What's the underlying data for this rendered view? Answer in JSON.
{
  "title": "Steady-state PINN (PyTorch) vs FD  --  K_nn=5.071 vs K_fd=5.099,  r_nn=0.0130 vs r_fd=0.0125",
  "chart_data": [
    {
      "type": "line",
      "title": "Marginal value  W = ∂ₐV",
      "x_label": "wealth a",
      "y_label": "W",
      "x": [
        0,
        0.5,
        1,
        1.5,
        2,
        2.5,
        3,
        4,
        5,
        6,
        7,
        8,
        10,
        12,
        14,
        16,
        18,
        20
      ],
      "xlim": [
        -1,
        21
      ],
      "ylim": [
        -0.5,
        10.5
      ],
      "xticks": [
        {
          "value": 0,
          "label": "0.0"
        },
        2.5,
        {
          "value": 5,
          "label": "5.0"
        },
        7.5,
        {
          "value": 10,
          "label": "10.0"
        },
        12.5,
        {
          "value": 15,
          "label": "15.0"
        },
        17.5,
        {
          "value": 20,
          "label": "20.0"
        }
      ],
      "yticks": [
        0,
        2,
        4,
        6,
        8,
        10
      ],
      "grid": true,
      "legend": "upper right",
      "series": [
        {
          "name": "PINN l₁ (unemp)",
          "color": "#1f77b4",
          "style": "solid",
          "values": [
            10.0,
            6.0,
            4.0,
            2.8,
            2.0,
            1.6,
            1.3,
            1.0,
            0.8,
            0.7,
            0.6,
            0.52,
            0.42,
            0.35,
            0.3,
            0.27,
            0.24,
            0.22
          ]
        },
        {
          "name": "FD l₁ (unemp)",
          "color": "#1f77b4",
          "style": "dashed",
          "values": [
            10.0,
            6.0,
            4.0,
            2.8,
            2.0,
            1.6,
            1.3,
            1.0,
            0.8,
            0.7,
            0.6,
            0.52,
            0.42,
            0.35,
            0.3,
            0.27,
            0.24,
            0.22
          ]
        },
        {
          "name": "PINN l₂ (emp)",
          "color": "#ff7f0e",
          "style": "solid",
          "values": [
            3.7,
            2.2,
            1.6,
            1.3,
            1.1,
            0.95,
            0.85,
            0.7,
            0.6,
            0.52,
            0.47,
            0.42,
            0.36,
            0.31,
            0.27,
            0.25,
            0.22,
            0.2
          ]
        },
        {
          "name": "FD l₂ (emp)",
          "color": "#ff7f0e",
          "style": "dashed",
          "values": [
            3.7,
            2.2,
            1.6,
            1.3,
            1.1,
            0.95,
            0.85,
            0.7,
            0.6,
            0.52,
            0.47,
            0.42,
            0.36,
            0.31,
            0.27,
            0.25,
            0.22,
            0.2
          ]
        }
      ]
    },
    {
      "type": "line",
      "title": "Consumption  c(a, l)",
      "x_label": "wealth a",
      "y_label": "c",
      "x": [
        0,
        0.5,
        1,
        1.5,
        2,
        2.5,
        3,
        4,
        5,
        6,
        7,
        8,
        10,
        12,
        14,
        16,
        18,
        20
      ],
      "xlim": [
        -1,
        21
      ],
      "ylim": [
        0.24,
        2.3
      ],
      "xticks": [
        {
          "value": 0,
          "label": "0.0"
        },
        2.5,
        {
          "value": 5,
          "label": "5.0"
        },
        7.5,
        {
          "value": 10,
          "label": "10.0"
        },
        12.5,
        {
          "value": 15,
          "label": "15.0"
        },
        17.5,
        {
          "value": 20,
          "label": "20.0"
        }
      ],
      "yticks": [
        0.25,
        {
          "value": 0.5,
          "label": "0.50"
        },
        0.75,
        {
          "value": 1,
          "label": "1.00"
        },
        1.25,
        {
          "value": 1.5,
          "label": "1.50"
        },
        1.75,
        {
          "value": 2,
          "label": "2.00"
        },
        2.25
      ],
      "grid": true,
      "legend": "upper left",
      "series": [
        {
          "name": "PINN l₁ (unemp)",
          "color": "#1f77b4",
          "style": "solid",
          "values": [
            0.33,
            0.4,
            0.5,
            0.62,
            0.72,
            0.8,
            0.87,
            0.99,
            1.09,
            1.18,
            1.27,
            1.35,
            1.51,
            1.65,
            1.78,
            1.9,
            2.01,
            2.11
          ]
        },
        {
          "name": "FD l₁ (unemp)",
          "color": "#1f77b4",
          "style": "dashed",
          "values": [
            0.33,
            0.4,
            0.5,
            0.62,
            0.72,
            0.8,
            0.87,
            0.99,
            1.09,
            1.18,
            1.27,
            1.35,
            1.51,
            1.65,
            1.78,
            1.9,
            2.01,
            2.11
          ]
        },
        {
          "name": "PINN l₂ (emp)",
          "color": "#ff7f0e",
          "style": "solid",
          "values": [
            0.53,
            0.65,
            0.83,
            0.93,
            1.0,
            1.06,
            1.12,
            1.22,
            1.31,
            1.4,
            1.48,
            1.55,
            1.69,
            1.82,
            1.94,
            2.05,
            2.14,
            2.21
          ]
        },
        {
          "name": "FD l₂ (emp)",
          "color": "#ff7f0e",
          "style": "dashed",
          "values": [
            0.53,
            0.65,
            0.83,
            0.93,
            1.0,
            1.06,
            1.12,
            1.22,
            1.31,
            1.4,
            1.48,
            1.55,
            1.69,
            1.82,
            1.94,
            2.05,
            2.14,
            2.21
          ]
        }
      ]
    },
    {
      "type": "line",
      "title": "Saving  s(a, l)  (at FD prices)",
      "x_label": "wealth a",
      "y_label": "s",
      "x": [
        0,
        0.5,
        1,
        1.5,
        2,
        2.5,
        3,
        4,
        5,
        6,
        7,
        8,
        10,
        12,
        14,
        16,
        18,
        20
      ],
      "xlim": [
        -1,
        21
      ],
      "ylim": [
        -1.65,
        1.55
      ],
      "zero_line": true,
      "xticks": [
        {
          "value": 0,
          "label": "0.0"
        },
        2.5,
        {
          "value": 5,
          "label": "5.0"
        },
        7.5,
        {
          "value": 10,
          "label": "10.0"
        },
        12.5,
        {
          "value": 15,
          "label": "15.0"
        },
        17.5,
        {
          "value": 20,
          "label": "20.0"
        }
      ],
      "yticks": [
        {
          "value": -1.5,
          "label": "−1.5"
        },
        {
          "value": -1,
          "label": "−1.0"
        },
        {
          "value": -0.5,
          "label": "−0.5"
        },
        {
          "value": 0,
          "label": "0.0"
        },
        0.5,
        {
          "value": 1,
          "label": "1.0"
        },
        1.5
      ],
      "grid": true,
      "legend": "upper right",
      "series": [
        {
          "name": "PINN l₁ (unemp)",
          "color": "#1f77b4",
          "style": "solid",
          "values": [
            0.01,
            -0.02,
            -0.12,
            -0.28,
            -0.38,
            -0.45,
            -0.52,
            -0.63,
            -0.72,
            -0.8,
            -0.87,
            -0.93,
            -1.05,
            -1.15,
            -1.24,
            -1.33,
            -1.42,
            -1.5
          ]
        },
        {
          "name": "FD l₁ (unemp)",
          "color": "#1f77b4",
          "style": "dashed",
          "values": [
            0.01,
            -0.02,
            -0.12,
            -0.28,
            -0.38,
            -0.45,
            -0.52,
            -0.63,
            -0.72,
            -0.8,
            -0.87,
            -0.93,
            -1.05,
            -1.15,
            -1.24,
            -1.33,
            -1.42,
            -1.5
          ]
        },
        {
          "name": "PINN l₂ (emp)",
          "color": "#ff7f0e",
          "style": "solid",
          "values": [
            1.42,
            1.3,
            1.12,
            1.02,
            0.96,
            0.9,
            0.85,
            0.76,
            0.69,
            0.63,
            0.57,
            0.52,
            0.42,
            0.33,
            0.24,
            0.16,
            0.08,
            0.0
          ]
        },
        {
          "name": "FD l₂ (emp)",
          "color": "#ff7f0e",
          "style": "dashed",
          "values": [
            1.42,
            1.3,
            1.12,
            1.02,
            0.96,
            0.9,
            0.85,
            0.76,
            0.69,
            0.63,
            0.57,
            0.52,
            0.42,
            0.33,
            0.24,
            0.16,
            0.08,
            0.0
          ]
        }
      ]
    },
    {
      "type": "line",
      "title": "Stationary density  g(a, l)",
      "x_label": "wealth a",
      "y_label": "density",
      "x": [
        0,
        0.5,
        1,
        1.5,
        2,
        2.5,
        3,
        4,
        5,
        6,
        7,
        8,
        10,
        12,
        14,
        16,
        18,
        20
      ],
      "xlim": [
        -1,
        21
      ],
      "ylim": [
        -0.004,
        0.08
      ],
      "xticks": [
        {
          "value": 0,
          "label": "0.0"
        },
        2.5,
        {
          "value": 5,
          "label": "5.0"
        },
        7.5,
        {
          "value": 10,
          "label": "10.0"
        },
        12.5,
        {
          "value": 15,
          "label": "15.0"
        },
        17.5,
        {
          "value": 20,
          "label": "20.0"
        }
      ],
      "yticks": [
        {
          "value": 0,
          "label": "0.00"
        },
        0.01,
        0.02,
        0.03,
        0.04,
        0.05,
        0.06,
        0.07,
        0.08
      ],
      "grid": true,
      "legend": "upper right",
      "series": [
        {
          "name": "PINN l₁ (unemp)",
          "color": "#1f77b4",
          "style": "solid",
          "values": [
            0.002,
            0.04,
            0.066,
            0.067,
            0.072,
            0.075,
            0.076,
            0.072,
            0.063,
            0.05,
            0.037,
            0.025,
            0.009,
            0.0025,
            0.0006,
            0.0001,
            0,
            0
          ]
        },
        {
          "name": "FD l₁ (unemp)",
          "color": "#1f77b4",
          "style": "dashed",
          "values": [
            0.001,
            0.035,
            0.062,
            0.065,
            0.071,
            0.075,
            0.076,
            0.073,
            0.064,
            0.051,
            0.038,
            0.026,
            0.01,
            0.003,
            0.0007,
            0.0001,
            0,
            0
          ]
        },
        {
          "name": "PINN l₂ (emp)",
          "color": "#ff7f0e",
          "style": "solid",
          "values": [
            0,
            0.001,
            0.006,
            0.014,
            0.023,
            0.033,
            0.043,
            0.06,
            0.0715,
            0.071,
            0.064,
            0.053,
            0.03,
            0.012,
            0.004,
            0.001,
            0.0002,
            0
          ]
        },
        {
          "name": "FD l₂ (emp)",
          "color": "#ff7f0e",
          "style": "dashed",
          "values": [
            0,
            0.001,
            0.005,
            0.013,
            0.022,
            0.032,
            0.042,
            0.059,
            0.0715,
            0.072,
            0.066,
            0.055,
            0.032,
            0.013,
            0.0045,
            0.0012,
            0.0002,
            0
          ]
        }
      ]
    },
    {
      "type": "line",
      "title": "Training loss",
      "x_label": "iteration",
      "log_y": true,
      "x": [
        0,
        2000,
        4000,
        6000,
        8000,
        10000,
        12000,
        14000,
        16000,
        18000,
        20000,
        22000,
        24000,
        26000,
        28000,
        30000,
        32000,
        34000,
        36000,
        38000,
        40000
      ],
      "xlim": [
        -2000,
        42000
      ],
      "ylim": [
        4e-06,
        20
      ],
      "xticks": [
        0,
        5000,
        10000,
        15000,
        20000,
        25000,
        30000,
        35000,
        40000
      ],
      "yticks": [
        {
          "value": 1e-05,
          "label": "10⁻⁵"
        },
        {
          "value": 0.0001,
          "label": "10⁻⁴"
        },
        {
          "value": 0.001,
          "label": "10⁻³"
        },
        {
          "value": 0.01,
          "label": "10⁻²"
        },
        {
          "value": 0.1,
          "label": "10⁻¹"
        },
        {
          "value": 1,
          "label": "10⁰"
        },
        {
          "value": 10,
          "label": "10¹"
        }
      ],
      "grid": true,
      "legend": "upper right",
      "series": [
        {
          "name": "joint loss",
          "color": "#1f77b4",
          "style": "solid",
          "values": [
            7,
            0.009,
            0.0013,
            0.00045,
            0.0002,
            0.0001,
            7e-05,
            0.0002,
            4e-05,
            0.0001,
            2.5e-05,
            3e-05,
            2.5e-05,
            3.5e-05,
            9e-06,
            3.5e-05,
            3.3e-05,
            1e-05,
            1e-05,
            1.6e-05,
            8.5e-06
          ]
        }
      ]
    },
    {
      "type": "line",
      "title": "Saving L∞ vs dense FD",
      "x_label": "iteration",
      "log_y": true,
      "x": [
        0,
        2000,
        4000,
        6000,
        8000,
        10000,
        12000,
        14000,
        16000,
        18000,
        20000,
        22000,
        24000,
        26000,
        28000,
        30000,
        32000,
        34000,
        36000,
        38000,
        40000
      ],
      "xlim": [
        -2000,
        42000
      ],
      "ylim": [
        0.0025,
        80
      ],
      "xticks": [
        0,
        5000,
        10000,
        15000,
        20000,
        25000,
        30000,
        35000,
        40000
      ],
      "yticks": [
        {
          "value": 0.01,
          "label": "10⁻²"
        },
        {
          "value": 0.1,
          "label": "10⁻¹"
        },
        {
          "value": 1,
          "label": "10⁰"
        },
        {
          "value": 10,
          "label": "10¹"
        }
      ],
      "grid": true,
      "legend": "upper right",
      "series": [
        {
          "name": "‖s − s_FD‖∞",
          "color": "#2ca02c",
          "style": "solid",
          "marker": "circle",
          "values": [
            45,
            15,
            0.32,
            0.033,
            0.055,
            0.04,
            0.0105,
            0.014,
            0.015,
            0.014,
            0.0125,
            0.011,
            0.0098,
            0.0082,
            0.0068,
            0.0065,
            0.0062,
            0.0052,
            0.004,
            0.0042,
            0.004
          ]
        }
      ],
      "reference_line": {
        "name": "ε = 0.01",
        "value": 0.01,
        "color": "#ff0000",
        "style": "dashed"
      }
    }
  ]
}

----------

** What you will do **
Show every line from the entries above in which "loss" appears.

** Expected output **
      "title": "Training loss",
          "name": "joint loss",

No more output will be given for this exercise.